*** Entries supplied
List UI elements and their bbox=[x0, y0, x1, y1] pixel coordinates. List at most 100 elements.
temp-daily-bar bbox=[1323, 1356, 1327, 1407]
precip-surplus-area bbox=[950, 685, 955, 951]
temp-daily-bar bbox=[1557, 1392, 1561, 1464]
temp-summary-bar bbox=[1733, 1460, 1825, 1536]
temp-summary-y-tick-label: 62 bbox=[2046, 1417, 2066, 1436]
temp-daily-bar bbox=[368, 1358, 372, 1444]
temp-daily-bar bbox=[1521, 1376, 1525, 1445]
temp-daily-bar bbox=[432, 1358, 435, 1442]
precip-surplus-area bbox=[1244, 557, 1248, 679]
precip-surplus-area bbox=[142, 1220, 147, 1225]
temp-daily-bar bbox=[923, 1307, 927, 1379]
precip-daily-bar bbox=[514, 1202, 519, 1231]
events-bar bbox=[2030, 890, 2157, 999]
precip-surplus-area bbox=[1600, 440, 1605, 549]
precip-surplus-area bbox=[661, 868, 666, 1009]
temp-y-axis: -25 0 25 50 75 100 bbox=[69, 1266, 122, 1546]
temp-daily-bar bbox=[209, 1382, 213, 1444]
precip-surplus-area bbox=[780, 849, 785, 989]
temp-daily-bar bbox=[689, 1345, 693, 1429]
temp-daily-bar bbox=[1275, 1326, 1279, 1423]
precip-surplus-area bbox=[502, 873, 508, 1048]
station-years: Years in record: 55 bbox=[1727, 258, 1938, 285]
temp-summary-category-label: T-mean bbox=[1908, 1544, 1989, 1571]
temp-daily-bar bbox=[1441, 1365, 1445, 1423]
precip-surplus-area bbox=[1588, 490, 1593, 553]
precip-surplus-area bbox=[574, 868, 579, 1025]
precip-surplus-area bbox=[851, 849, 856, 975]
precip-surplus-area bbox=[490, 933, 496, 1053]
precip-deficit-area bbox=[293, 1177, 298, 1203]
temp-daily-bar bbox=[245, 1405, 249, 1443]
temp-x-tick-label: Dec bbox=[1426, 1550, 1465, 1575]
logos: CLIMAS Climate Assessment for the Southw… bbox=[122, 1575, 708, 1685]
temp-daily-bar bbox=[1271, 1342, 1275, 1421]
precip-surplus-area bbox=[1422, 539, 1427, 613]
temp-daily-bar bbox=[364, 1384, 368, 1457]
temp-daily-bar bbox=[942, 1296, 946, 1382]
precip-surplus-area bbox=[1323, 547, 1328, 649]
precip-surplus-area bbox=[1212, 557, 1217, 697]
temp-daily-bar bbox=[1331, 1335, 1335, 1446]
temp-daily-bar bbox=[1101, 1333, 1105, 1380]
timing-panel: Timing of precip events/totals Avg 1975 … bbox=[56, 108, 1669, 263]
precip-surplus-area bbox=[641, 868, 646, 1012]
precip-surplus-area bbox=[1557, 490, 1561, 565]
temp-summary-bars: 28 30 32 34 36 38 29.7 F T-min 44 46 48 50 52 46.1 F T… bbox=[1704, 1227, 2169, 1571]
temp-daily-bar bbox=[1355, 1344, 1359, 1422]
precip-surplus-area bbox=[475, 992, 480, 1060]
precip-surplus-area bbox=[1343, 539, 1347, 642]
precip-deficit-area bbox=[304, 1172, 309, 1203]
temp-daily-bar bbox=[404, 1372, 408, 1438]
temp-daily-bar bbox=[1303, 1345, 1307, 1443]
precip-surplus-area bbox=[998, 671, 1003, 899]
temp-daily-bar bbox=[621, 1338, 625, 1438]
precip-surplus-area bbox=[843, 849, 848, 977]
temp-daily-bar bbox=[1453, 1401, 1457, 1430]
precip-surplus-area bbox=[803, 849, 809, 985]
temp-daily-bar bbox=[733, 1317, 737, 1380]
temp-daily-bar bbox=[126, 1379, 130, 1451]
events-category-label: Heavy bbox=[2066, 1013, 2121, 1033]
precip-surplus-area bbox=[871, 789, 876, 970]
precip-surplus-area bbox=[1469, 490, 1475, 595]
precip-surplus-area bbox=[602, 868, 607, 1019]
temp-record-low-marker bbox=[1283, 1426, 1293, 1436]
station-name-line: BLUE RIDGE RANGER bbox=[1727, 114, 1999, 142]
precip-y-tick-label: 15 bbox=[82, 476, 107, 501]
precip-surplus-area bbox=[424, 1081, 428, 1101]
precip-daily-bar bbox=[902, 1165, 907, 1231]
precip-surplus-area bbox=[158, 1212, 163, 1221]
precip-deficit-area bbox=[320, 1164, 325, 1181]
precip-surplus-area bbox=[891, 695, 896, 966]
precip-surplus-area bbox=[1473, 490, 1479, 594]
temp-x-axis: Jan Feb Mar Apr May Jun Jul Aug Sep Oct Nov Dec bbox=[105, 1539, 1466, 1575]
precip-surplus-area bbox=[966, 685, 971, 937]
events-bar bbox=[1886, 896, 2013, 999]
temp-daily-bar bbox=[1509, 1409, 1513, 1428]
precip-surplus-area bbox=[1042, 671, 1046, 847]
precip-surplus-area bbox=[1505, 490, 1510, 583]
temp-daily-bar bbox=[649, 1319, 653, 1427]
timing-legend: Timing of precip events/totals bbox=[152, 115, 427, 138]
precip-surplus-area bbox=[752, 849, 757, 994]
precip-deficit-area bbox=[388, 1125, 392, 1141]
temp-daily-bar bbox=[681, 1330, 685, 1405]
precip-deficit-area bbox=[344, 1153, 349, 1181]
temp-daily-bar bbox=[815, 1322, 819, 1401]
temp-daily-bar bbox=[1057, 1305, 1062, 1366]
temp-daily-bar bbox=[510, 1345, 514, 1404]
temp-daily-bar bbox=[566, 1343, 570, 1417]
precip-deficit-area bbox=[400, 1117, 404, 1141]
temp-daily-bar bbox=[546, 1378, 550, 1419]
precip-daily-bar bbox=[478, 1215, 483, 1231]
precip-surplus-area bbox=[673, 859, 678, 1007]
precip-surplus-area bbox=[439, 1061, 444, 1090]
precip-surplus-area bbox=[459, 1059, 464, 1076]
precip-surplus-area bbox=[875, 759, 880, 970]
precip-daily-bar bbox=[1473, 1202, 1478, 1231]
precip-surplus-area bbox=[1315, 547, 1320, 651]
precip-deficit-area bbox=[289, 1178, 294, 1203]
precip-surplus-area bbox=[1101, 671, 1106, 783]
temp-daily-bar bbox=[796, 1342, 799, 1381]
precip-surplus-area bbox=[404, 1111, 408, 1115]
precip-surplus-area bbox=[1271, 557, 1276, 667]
******
**What this task involves**
Copy the listing above word for word, every line in order.

**Response to this exercise**
List UI elements and their bbox=[x0, y0, x1, y1] pixel coordinates. List at most 100 elements.
temp-daily-bar bbox=[1323, 1356, 1327, 1407]
precip-surplus-area bbox=[950, 685, 955, 951]
temp-daily-bar bbox=[1557, 1392, 1561, 1464]
temp-summary-bar bbox=[1733, 1460, 1825, 1536]
temp-summary-y-tick-label: 62 bbox=[2046, 1417, 2066, 1436]
temp-daily-bar bbox=[368, 1358, 372, 1444]
temp-daily-bar bbox=[1521, 1376, 1525, 1445]
temp-daily-bar bbox=[432, 1358, 435, 1442]
precip-surplus-area bbox=[1244, 557, 1248, 679]
precip-surplus-area bbox=[142, 1220, 147, 1225]
temp-daily-bar bbox=[923, 1307, 927, 1379]
precip-daily-bar bbox=[514, 1202, 519, 1231]
events-bar bbox=[2030, 890, 2157, 999]
precip-surplus-area bbox=[1600, 440, 1605, 549]
precip-surplus-area bbox=[661, 868, 666, 1009]
temp-y-axis: -25 0 25 50 75 100 bbox=[69, 1266, 122, 1546]
temp-daily-bar bbox=[209, 1382, 213, 1444]
precip-surplus-area bbox=[780, 849, 785, 989]
temp-daily-bar bbox=[689, 1345, 693, 1429]
temp-daily-bar bbox=[1275, 1326, 1279, 1423]
precip-surplus-area bbox=[502, 873, 508, 1048]
station-years: Years in record: 55 bbox=[1727, 258, 1938, 285]
temp-summary-category-label: T-mean bbox=[1908, 1544, 1989, 1571]
temp-daily-bar bbox=[1441, 1365, 1445, 1423]
precip-surplus-area bbox=[1588, 490, 1593, 553]
precip-surplus-area bbox=[574, 868, 579, 1025]
precip-surplus-area bbox=[851, 849, 856, 975]
precip-surplus-area bbox=[490, 933, 496, 1053]
precip-deficit-area bbox=[293, 1177, 298, 1203]
temp-daily-bar bbox=[245, 1405, 249, 1443]
temp-x-tick-label: Dec bbox=[1426, 1550, 1465, 1575]
logos: CLIMAS Climate Assessment for the Southw… bbox=[122, 1575, 708, 1685]
temp-daily-bar bbox=[1271, 1342, 1275, 1421]
precip-surplus-area bbox=[1422, 539, 1427, 613]
temp-daily-bar bbox=[364, 1384, 368, 1457]
temp-daily-bar bbox=[942, 1296, 946, 1382]
precip-surplus-area bbox=[1323, 547, 1328, 649]
precip-surplus-area bbox=[1212, 557, 1217, 697]
temp-daily-bar bbox=[1331, 1335, 1335, 1446]
temp-daily-bar bbox=[1101, 1333, 1105, 1380]
timing-panel: Timing of precip events/totals Avg 1975 … bbox=[56, 108, 1669, 263]
precip-surplus-area bbox=[641, 868, 646, 1012]
precip-surplus-area bbox=[1557, 490, 1561, 565]
temp-summary-bars: 28 30 32 34 36 38 29.7 F T-min 44 46 48 50 52 46.1 F T… bbox=[1704, 1227, 2169, 1571]
temp-daily-bar bbox=[1355, 1344, 1359, 1422]
precip-surplus-area bbox=[475, 992, 480, 1060]
precip-surplus-area bbox=[1343, 539, 1347, 642]
precip-deficit-area bbox=[304, 1172, 309, 1203]
temp-daily-bar bbox=[404, 1372, 408, 1438]
temp-daily-bar bbox=[1303, 1345, 1307, 1443]
precip-surplus-area bbox=[998, 671, 1003, 899]
temp-daily-bar bbox=[621, 1338, 625, 1438]
precip-surplus-area bbox=[843, 849, 848, 977]
temp-daily-bar bbox=[1453, 1401, 1457, 1430]
precip-surplus-area bbox=[803, 849, 809, 985]
temp-daily-bar bbox=[733, 1317, 737, 1380]
temp-daily-bar bbox=[126, 1379, 130, 1451]
events-category-label: Heavy bbox=[2066, 1013, 2121, 1033]
precip-surplus-area bbox=[871, 789, 876, 970]
precip-surplus-area bbox=[1469, 490, 1475, 595]
precip-surplus-area bbox=[602, 868, 607, 1019]
temp-record-low-marker bbox=[1283, 1426, 1293, 1436]
station-name-line: BLUE RIDGE RANGER bbox=[1727, 114, 1999, 142]
precip-y-tick-label: 15 bbox=[82, 476, 107, 501]
precip-surplus-area bbox=[424, 1081, 428, 1101]
precip-daily-bar bbox=[902, 1165, 907, 1231]
precip-surplus-area bbox=[158, 1212, 163, 1221]
precip-deficit-area bbox=[320, 1164, 325, 1181]
precip-surplus-area bbox=[891, 695, 896, 966]
precip-surplus-area bbox=[1473, 490, 1479, 594]
temp-x-axis: Jan Feb Mar Apr May Jun Jul Aug Sep Oct Nov Dec bbox=[105, 1539, 1466, 1575]
precip-surplus-area bbox=[966, 685, 971, 937]
events-bar bbox=[1886, 896, 2013, 999]
temp-daily-bar bbox=[1509, 1409, 1513, 1428]
precip-surplus-area bbox=[1042, 671, 1046, 847]
precip-surplus-area bbox=[1505, 490, 1510, 583]
temp-daily-bar bbox=[649, 1319, 653, 1427]
timing-legend: Timing of precip events/totals bbox=[152, 115, 427, 138]
precip-surplus-area bbox=[752, 849, 757, 994]
precip-deficit-area bbox=[388, 1125, 392, 1141]
temp-daily-bar bbox=[681, 1330, 685, 1405]
precip-deficit-area bbox=[344, 1153, 349, 1181]
temp-daily-bar bbox=[815, 1322, 819, 1401]
temp-daily-bar bbox=[1057, 1305, 1062, 1366]
temp-daily-bar bbox=[510, 1345, 514, 1404]
temp-daily-bar bbox=[566, 1343, 570, 1417]
precip-deficit-area bbox=[400, 1117, 404, 1141]
temp-daily-bar bbox=[546, 1378, 550, 1419]
precip-daily-bar bbox=[478, 1215, 483, 1231]
precip-surplus-area bbox=[673, 859, 678, 1007]
precip-surplus-area bbox=[439, 1061, 444, 1090]
precip-surplus-area bbox=[459, 1059, 464, 1076]
precip-surplus-area bbox=[875, 759, 880, 970]
precip-daily-bar bbox=[1473, 1202, 1478, 1231]
precip-surplus-area bbox=[1315, 547, 1320, 651]
precip-deficit-area bbox=[289, 1178, 294, 1203]
precip-surplus-area bbox=[1101, 671, 1106, 783]
temp-daily-bar bbox=[796, 1342, 799, 1381]
precip-surplus-area bbox=[404, 1111, 408, 1115]
precip-surplus-area bbox=[1271, 557, 1276, 667]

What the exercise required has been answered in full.